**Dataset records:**
· · ·
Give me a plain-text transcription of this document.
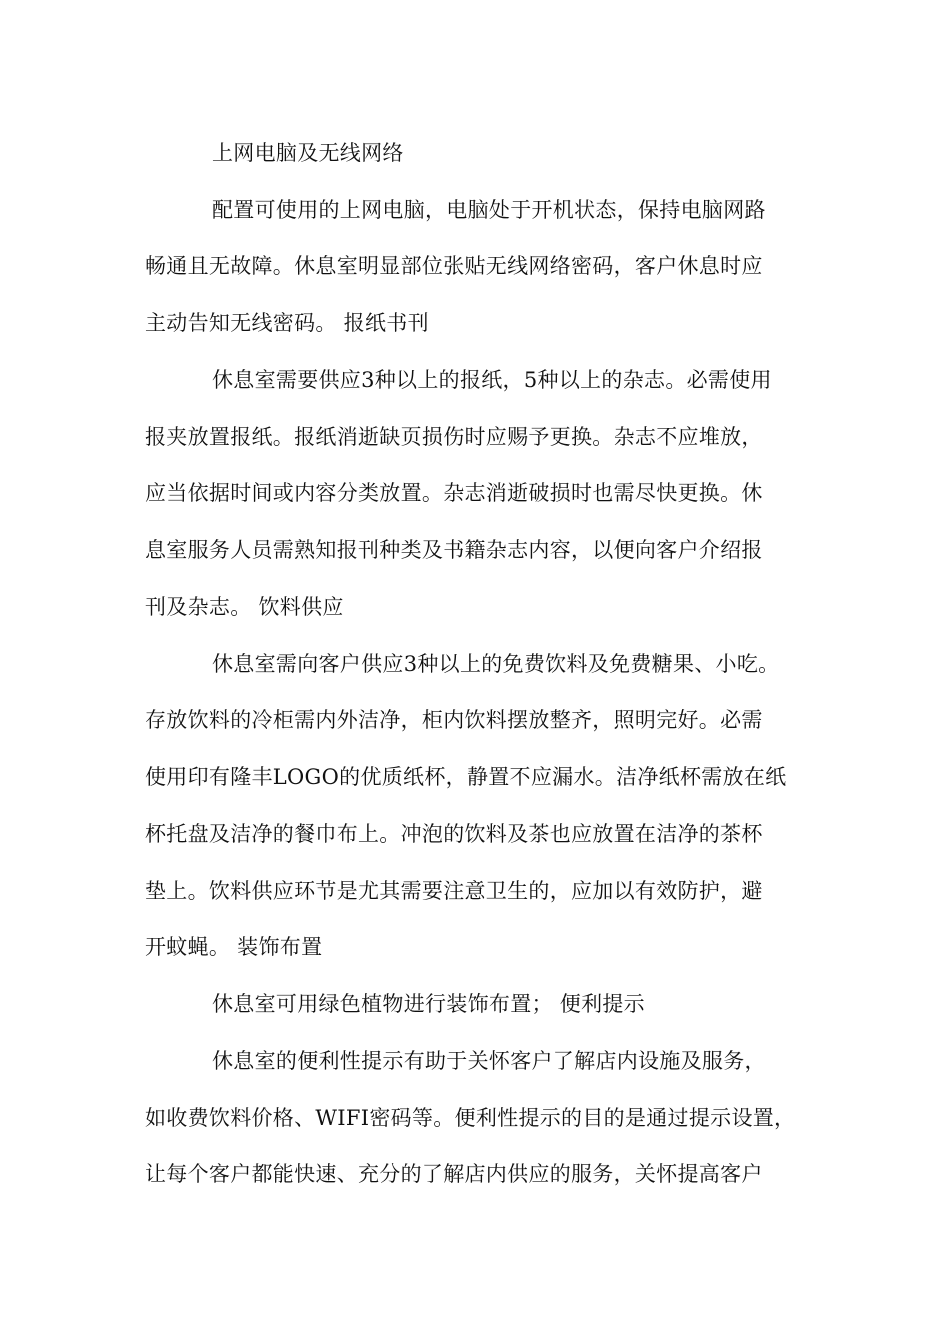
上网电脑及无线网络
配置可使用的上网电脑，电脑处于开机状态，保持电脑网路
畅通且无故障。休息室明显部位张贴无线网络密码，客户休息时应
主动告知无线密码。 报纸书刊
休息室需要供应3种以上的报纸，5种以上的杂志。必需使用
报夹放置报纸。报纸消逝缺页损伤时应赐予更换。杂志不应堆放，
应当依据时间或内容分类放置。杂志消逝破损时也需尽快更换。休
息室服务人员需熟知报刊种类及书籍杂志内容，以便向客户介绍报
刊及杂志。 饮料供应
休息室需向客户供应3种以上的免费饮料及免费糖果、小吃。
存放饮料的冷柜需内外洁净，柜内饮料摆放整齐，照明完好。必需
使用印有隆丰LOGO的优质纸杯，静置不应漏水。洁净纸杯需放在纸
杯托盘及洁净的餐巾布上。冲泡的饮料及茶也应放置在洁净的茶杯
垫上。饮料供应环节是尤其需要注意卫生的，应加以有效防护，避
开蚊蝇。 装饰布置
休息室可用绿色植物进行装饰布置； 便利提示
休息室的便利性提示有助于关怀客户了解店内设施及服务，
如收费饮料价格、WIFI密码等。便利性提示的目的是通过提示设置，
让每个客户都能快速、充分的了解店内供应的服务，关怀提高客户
· · ·
**What to produce:**
Using the data above, write out every line exactly, leaving the images behind.

**Response to this task:**
Give me a plain-text transcription of this document.
上网电脑及无线网络
配置可使用的上网电脑，电脑处于开机状态，保持电脑网路
畅通且无故障。休息室明显部位张贴无线网络密码，客户休息时应
主动告知无线密码。 报纸书刊
休息室需要供应3种以上的报纸，5种以上的杂志。必需使用
报夹放置报纸。报纸消逝缺页损伤时应赐予更换。杂志不应堆放，
应当依据时间或内容分类放置。杂志消逝破损时也需尽快更换。休
息室服务人员需熟知报刊种类及书籍杂志内容，以便向客户介绍报
刊及杂志。 饮料供应
休息室需向客户供应3种以上的免费饮料及免费糖果、小吃。
存放饮料的冷柜需内外洁净，柜内饮料摆放整齐，照明完好。必需
使用印有隆丰LOGO的优质纸杯，静置不应漏水。洁净纸杯需放在纸
杯托盘及洁净的餐巾布上。冲泡的饮料及茶也应放置在洁净的茶杯
垫上。饮料供应环节是尤其需要注意卫生的，应加以有效防护，避
开蚊蝇。 装饰布置
休息室可用绿色植物进行装饰布置； 便利提示
休息室的便利性提示有助于关怀客户了解店内设施及服务，
如收费饮料价格、WIFI密码等。便利性提示的目的是通过提示设置，
让每个客户都能快速、充分的了解店内供应的服务，关怀提高客户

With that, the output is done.